[Data records]
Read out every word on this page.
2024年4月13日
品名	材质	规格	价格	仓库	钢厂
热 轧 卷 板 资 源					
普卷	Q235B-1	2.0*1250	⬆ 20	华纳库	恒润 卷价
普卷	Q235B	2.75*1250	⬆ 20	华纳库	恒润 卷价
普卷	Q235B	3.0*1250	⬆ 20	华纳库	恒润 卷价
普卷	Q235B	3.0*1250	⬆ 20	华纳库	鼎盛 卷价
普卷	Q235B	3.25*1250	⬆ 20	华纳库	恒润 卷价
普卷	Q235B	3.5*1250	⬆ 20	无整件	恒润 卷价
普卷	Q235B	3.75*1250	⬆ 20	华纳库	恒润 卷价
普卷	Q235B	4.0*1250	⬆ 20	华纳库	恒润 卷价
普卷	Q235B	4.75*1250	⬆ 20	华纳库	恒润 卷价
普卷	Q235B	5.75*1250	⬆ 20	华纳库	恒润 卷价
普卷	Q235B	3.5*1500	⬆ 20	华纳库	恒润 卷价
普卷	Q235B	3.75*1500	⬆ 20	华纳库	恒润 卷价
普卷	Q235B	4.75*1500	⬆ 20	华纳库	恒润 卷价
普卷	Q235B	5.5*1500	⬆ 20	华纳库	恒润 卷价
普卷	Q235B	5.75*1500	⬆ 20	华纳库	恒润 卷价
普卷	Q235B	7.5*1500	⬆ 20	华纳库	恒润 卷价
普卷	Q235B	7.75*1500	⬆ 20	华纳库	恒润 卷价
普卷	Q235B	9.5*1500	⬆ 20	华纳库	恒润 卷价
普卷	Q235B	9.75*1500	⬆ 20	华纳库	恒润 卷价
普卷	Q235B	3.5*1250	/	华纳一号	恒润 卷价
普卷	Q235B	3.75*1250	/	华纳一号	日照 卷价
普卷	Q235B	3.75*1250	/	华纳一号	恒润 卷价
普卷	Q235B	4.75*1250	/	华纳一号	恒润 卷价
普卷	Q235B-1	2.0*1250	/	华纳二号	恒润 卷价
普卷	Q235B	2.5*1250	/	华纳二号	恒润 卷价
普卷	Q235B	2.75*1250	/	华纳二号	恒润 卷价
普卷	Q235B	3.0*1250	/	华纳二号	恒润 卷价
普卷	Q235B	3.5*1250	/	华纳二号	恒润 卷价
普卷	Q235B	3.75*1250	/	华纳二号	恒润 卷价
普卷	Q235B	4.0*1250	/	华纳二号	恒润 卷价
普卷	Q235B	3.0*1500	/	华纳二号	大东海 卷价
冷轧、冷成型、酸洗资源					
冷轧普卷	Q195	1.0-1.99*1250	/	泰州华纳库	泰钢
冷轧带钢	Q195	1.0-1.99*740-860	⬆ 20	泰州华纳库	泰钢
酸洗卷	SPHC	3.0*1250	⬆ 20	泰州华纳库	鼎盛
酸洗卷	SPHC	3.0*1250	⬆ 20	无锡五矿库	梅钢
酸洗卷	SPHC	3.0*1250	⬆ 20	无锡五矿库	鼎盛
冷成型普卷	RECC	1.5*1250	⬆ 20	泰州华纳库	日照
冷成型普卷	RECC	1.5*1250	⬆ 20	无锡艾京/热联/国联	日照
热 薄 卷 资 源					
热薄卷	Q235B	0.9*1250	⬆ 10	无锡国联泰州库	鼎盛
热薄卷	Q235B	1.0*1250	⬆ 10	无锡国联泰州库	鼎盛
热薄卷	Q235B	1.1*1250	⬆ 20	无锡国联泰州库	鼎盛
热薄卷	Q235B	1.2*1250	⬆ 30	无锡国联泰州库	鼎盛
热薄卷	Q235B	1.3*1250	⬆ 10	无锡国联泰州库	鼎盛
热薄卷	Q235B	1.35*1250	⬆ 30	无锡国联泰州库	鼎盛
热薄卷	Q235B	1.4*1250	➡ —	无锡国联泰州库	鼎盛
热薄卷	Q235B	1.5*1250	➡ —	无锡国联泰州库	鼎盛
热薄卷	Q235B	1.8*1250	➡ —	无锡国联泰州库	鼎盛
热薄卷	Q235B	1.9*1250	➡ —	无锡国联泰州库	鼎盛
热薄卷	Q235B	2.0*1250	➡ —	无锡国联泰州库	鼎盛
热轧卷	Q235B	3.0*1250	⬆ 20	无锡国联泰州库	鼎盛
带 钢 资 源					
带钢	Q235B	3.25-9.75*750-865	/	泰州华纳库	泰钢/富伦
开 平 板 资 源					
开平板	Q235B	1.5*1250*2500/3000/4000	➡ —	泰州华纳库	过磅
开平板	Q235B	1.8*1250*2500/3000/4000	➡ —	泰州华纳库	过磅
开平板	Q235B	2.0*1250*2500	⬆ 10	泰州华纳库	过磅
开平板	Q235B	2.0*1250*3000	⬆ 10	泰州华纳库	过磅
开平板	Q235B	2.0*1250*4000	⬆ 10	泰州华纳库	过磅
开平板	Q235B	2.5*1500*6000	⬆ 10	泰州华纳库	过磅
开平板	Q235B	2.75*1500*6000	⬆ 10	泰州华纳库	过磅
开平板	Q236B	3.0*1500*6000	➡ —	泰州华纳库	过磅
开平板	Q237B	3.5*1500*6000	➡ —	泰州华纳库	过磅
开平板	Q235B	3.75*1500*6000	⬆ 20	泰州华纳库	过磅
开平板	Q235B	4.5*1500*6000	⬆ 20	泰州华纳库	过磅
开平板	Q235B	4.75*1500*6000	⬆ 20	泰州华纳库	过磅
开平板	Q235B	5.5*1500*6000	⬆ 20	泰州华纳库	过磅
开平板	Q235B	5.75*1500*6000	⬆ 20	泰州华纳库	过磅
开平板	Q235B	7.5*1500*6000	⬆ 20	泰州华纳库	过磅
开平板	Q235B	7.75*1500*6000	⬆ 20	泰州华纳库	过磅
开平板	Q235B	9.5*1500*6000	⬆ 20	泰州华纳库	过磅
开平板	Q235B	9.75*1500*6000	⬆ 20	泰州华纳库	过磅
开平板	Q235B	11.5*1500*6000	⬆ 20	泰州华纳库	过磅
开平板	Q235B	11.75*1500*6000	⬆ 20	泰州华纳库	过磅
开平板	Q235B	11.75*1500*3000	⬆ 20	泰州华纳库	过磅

▸ Task to carry out
Find and copy each line above that includes the string "SPHC".

▸ Written answer
酸洗卷	SPHC	3.0*1250	⬆ 20	泰州华纳库	鼎盛
酸洗卷	SPHC	3.0*1250	⬆ 20	无锡五矿库	梅钢
酸洗卷	SPHC	3.0*1250	⬆ 20	无锡五矿库	鼎盛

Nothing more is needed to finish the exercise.